→ **Work task**: What is needed is an exact copy of the data below, pictures excluded.

==== Input for this task

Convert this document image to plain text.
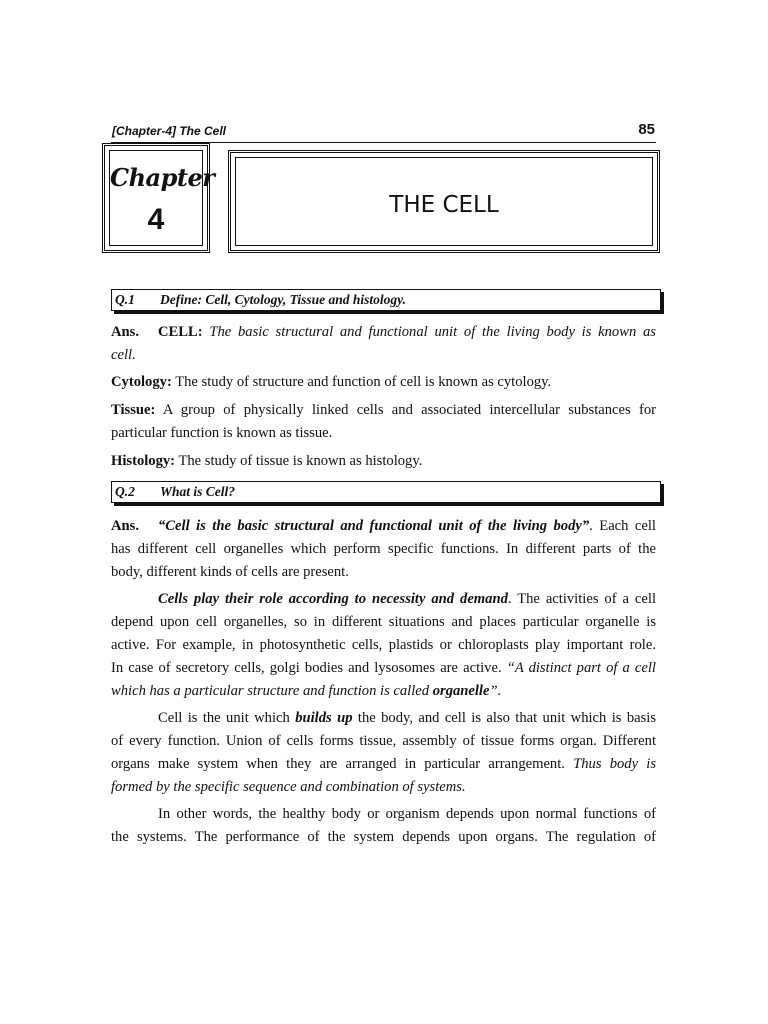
[Chapter-4] The Cell	85
Chapter
4	THE CELL
Q.1 Define: Cell, Cytology, Tissue and histology.
Ans. CELL: The basic structural and functional unit of the living body is known as
cell.
Cytology: The study of structure and function of cell is known as cytology.
Tissue: A group of physically linked cells and associated intercellular substances for
particular function is known as tissue.
Histology: The study of tissue is known as histology.
Q.2 What is Cell?
Ans. “Cell is the basic structural and functional unit of the living body”. Each cell
has different cell organelles which perform specific functions. In different parts of the
body, different kinds of cells are present.
Cells play their role according to necessity and demand. The activities of a cell
depend upon cell organelles, so in different situations and places particular organelle is
active. For example, in photosynthetic cells, plastids or chloroplasts play important role.
In case of secretory cells, golgi bodies and lysosomes are active. “A distinct part of a cell
which has a particular structure and function is called organelle”.
Cell is the unit which builds up the body, and cell is also that unit which is basis
of every function. Union of cells forms tissue, assembly of tissue forms organ. Different
organs make system when they are arranged in particular arrangement. Thus body is
formed by the specific sequence and combination of systems.
In other words, the healthy body or organism depends upon normal functions of
the systems. The performance of the system depends upon organs. The regulation of
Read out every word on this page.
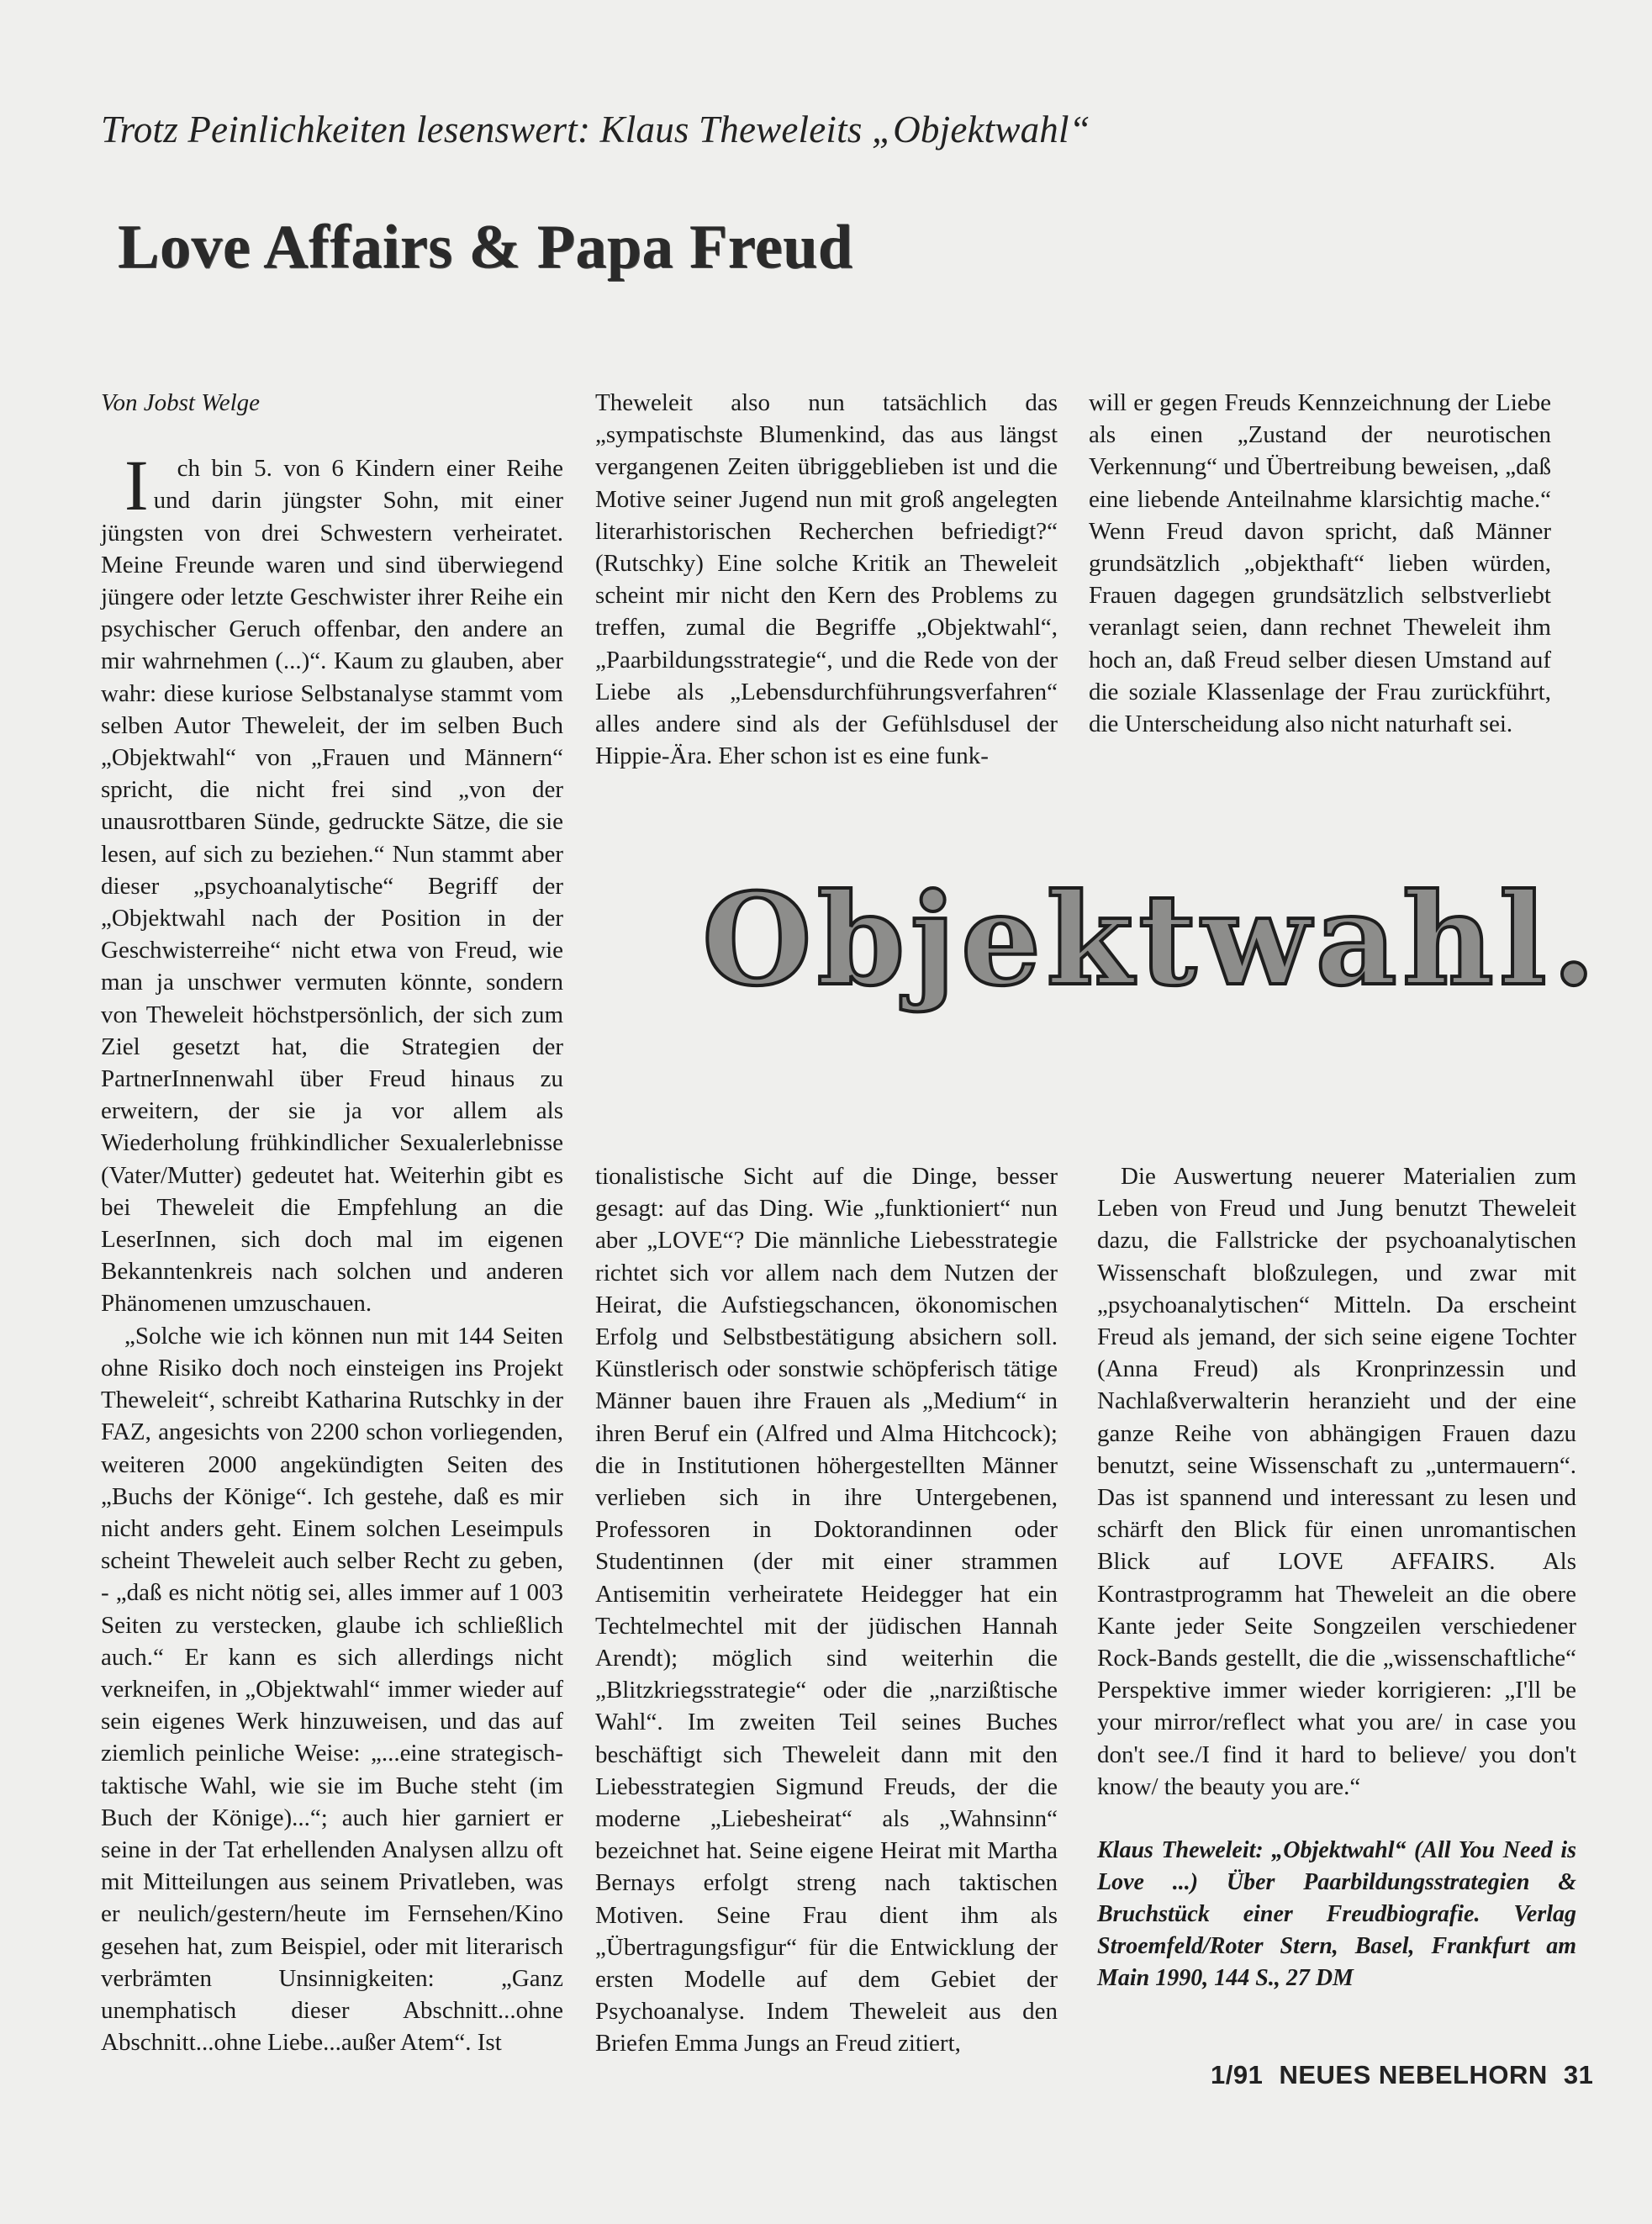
Trotz Peinlichkeiten lesenswert: Klaus Theweleits „Objektwahl“
Love Affairs & Papa Freud

Von Jobst Welge

I ch bin 5. von 6 Kindern einer Reihe und darin jüngster Sohn, mit einer jüngsten von drei Schwestern verheiratet. Meine Freunde waren und sind überwiegend jüngere oder letzte Geschwister ihrer Reihe ein psychischer Geruch offenbar, den andere an mir wahrnehmen (...)“. Kaum zu glauben, aber wahr: diese kuriose Selbstanalyse stammt vom selben Autor Theweleit, der im selben Buch „Objektwahl“ von „Frauen und Männern“ spricht, die nicht frei sind „von der unausrottbaren Sünde, gedruckte Sätze, die sie lesen, auf sich zu beziehen.“ Nun stammt aber dieser „psychoanalytische“ Begriff der „Objektwahl nach der Position in der Geschwisterreihe“ nicht etwa von Freud, wie man ja unschwer vermuten könnte, sondern von Theweleit höchstpersönlich, der sich zum Ziel gesetzt hat, die Strategien der PartnerInnenwahl über Freud hinaus zu erweitern, der sie ja vor allem als Wiederholung frühkindlicher Sexualerlebnisse (Vater/Mutter) gedeutet hat. Weiterhin gibt es bei Theweleit die Empfehlung an die LeserInnen, sich doch mal im eigenen Bekanntenkreis nach solchen und anderen Phänomenen umzuschauen.

„Solche wie ich können nun mit 144 Seiten ohne Risiko doch noch einsteigen ins Projekt Theweleit“, schreibt Katharina Rutschky in der FAZ, angesichts von 2200 schon vorliegenden, weiteren 2000 angekündigten Seiten des „Buchs der Könige“. Ich gestehe, daß es mir nicht anders geht. Einem solchen Leseimpuls scheint Theweleit auch selber Recht zu geben, - „daß es nicht nötig sei, alles immer auf 1 003 Seiten zu verstecken, glaube ich schließlich auch.“ Er kann es sich allerdings nicht verkneifen, in „Objektwahl“ immer wieder auf sein eigenes Werk hinzuweisen, und das auf ziemlich peinliche Weise: „...eine strategisch-taktische Wahl, wie sie im Buche steht (im Buch der Könige)...“; auch hier garniert er seine in der Tat erhellenden Analysen allzu oft mit Mitteilungen aus seinem Privatleben, was er neulich/gestern/heute im Fernsehen/Kino gesehen hat, zum Beispiel, oder mit literarisch verbrämten Unsinnigkeiten: „Ganz unemphatisch dieser Abschnitt...ohne Abschnitt...ohne Liebe...außer Atem“. Ist

Theweleit also nun tatsächlich das „sympatischste Blumenkind, das aus längst vergangenen Zeiten übriggeblieben ist und die Motive seiner Jugend nun mit groß angelegten literarhistorischen Recherchen befriedigt?“ (Rutschky) Eine solche Kritik an Theweleit scheint mir nicht den Kern des Problems zu treffen, zumal die Begriffe „Objektwahl“, „Paarbildungsstrategie“, und die Rede von der Liebe als „Lebensdurchführungsverfahren“ alles andere sind als der Gefühlsdusel der Hippie-Ära. Eher schon ist es eine funk-

will er gegen Freuds Kennzeichnung der Liebe als einen „Zustand der neurotischen Verkennung“ und Übertreibung beweisen, „daß eine liebende Anteilnahme klarsichtig mache.“ Wenn Freud davon spricht, daß Männer grundsätzlich „objekthaft“ lieben würden, Frauen dagegen grundsätzlich selbstverliebt veranlagt seien, dann rechnet Theweleit ihm hoch an, daß Freud selber diesen Umstand auf die soziale Klassenlage der Frau zurückführt, die Unterscheidung also nicht naturhaft sei.

Objektwahl.

tionalistische Sicht auf die Dinge, besser gesagt: auf das Ding. Wie „funktioniert“ nun aber „LOVE“? Die männliche Liebesstrategie richtet sich vor allem nach dem Nutzen der Heirat, die Aufstiegschancen, ökonomischen Erfolg und Selbstbestätigung absichern soll. Künstlerisch oder sonstwie schöpferisch tätige Männer bauen ihre Frauen als „Medium“ in ihren Beruf ein (Alfred und Alma Hitchcock); die in Institutionen höhergestellten Männer verlieben sich in ihre Untergebenen, Professoren in Doktorandinnen oder Studentinnen (der mit einer strammen Antisemitin verheiratete Heidegger hat ein Techtelmechtel mit der jüdischen Hannah Arendt); möglich sind weiterhin die „Blitzkriegsstrategie“ oder die „narzißtische Wahl“. Im zweiten Teil seines Buches beschäftigt sich Theweleit dann mit den Liebesstrategien Sigmund Freuds, der die moderne „Liebesheirat“ als „Wahnsinn“ bezeichnet hat. Seine eigene Heirat mit Martha Bernays erfolgt streng nach taktischen Motiven. Seine Frau dient ihm als „Übertragungsfigur“ für die Entwicklung der ersten Modelle auf dem Gebiet der Psychoanalyse. Indem Theweleit aus den Briefen Emma Jungs an Freud zitiert,

Die Auswertung neuerer Materialien zum Leben von Freud und Jung benutzt Theweleit dazu, die Fallstricke der psychoanalytischen Wissenschaft bloßzulegen, und zwar mit „psychoanalytischen“ Mitteln. Da erscheint Freud als jemand, der sich seine eigene Tochter (Anna Freud) als Kronprinzessin und Nachlaßverwalterin heranzieht und der eine ganze Reihe von abhängigen Frauen dazu benutzt, seine Wissenschaft zu „untermauern“. Das ist spannend und interessant zu lesen und schärft den Blick für einen unromantischen Blick auf LOVE AFFAIRS. Als Kontrastprogramm hat Theweleit an die obere Kante jeder Seite Songzeilen verschiedener Rock-Bands gestellt, die die „wissenschaftliche“ Perspektive immer wieder korrigieren: „I'll be your mirror/reflect what you are/ in case you don't see./I find it hard to believe/ you don't know/ the beauty you are.“

Klaus Theweleit: „Objektwahl“ (All You Need is Love ...) Über Paarbildungsstrategien & Bruchstück einer Freudbiografie. Verlag Stroemfeld/Roter Stern, Basel, Frankfurt am Main 1990, 144 S., 27 DM

1/91 NEUES NEBELHORN 31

========

→ **Task response**:
Convert this document image to plain text.
[Chapter-4] The Cell	85
Chapter
4	THE CELL
Q.1 Define: Cell, Cytology, Tissue and histology.
Ans. CELL: The basic structural and functional unit of the living body is known as
cell.
Cytology: The study of structure and function of cell is known as cytology.
Tissue: A group of physically linked cells and associated intercellular substances for
particular function is known as tissue.
Histology: The study of tissue is known as histology.
Q.2 What is Cell?
Ans. “Cell is the basic structural and functional unit of the living body”. Each cell
has different cell organelles which perform specific functions. In different parts of the
body, different kinds of cells are present.
Cells play their role according to necessity and demand. The activities of a cell
depend upon cell organelles, so in different situations and places particular organelle is
active. For example, in photosynthetic cells, plastids or chloroplasts play important role.
In case of secretory cells, golgi bodies and lysosomes are active. “A distinct part of a cell
which has a particular structure and function is called organelle”.
Cell is the unit which builds up the body, and cell is also that unit which is basis
of every function. Union of cells forms tissue, assembly of tissue forms organ. Different
organs make system when they are arranged in particular arrangement. Thus body is
formed by the specific sequence and combination of systems.
In other words, the healthy body or organism depends upon normal functions of
the systems. The performance of the system depends upon organs. The regulation of
Read out every word on this page.
Trotz Peinlichkeiten lesenswert: Klaus Theweleits „Objektwahl“
Love Affairs & Papa Freud

Von Jobst Welge

I ch bin 5. von 6 Kindern einer Reihe und darin jüngster Sohn, mit einer jüngsten von drei Schwestern verheiratet. Meine Freunde waren und sind überwiegend jüngere oder letzte Geschwister ihrer Reihe ein psychischer Geruch offenbar, den andere an mir wahrnehmen (...)“. Kaum zu glauben, aber wahr: diese kuriose Selbstanalyse stammt vom selben Autor Theweleit, der im selben Buch „Objektwahl“ von „Frauen und Männern“ spricht, die nicht frei sind „von der unausrottbaren Sünde, gedruckte Sätze, die sie lesen, auf sich zu beziehen.“ Nun stammt aber dieser „psychoanalytische“ Begriff der „Objektwahl nach der Position in der Geschwisterreihe“ nicht etwa von Freud, wie man ja unschwer vermuten könnte, sondern von Theweleit höchstpersönlich, der sich zum Ziel gesetzt hat, die Strategien der PartnerInnenwahl über Freud hinaus zu erweitern, der sie ja vor allem als Wiederholung frühkindlicher Sexualerlebnisse (Vater/Mutter) gedeutet hat. Weiterhin gibt es bei Theweleit die Empfehlung an die LeserInnen, sich doch mal im eigenen Bekanntenkreis nach solchen und anderen Phänomenen umzuschauen.

„Solche wie ich können nun mit 144 Seiten ohne Risiko doch noch einsteigen ins Projekt Theweleit“, schreibt Katharina Rutschky in der FAZ, angesichts von 2200 schon vorliegenden, weiteren 2000 angekündigten Seiten des „Buchs der Könige“. Ich gestehe, daß es mir nicht anders geht. Einem solchen Leseimpuls scheint Theweleit auch selber Recht zu geben, - „daß es nicht nötig sei, alles immer auf 1 003 Seiten zu verstecken, glaube ich schließlich auch.“ Er kann es sich allerdings nicht verkneifen, in „Objektwahl“ immer wieder auf sein eigenes Werk hinzuweisen, und das auf ziemlich peinliche Weise: „...eine strategisch-taktische Wahl, wie sie im Buche steht (im Buch der Könige)...“; auch hier garniert er seine in der Tat erhellenden Analysen allzu oft mit Mitteilungen aus seinem Privatleben, was er neulich/gestern/heute im Fernsehen/Kino gesehen hat, zum Beispiel, oder mit literarisch verbrämten Unsinnigkeiten: „Ganz unemphatisch dieser Abschnitt...ohne Abschnitt...ohne Liebe...außer Atem“. Ist

Theweleit also nun tatsächlich das „sympatischste Blumenkind, das aus längst vergangenen Zeiten übriggeblieben ist und die Motive seiner Jugend nun mit groß angelegten literarhistorischen Recherchen befriedigt?“ (Rutschky) Eine solche Kritik an Theweleit scheint mir nicht den Kern des Problems zu treffen, zumal die Begriffe „Objektwahl“, „Paarbildungsstrategie“, und die Rede von der Liebe als „Lebensdurchführungsverfahren“ alles andere sind als der Gefühlsdusel der Hippie-Ära. Eher schon ist es eine funk-

will er gegen Freuds Kennzeichnung der Liebe als einen „Zustand der neurotischen Verkennung“ und Übertreibung beweisen, „daß eine liebende Anteilnahme klarsichtig mache.“ Wenn Freud davon spricht, daß Männer grundsätzlich „objekthaft“ lieben würden, Frauen dagegen grundsätzlich selbstverliebt veranlagt seien, dann rechnet Theweleit ihm hoch an, daß Freud selber diesen Umstand auf die soziale Klassenlage der Frau zurückführt, die Unterscheidung also nicht naturhaft sei.

Objektwahl.

tionalistische Sicht auf die Dinge, besser gesagt: auf das Ding. Wie „funktioniert“ nun aber „LOVE“? Die männliche Liebesstrategie richtet sich vor allem nach dem Nutzen der Heirat, die Aufstiegschancen, ökonomischen Erfolg und Selbstbestätigung absichern soll. Künstlerisch oder sonstwie schöpferisch tätige Männer bauen ihre Frauen als „Medium“ in ihren Beruf ein (Alfred und Alma Hitchcock); die in Institutionen höhergestellten Männer verlieben sich in ihre Untergebenen, Professoren in Doktorandinnen oder Studentinnen (der mit einer strammen Antisemitin verheiratete Heidegger hat ein Techtelmechtel mit der jüdischen Hannah Arendt); möglich sind weiterhin die „Blitzkriegsstrategie“ oder die „narzißtische Wahl“. Im zweiten Teil seines Buches beschäftigt sich Theweleit dann mit den Liebesstrategien Sigmund Freuds, der die moderne „Liebesheirat“ als „Wahnsinn“ bezeichnet hat. Seine eigene Heirat mit Martha Bernays erfolgt streng nach taktischen Motiven. Seine Frau dient ihm als „Übertragungsfigur“ für die Entwicklung der ersten Modelle auf dem Gebiet der Psychoanalyse. Indem Theweleit aus den Briefen Emma Jungs an Freud zitiert,

Die Auswertung neuerer Materialien zum Leben von Freud und Jung benutzt Theweleit dazu, die Fallstricke der psychoanalytischen Wissenschaft bloßzulegen, und zwar mit „psychoanalytischen“ Mitteln. Da erscheint Freud als jemand, der sich seine eigene Tochter (Anna Freud) als Kronprinzessin und Nachlaßverwalterin heranzieht und der eine ganze Reihe von abhängigen Frauen dazu benutzt, seine Wissenschaft zu „untermauern“. Das ist spannend und interessant zu lesen und schärft den Blick für einen unromantischen Blick auf LOVE AFFAIRS. Als Kontrastprogramm hat Theweleit an die obere Kante jeder Seite Songzeilen verschiedener Rock-Bands gestellt, die die „wissenschaftliche“ Perspektive immer wieder korrigieren: „I'll be your mirror/reflect what you are/ in case you don't see./I find it hard to believe/ you don't know/ the beauty you are.“

Klaus Theweleit: „Objektwahl“ (All You Need is Love ...) Über Paarbildungsstrategien & Bruchstück einer Freudbiografie. Verlag Stroemfeld/Roter Stern, Basel, Frankfurt am Main 1990, 144 S., 27 DM

1/91 NEUES NEBELHORN 31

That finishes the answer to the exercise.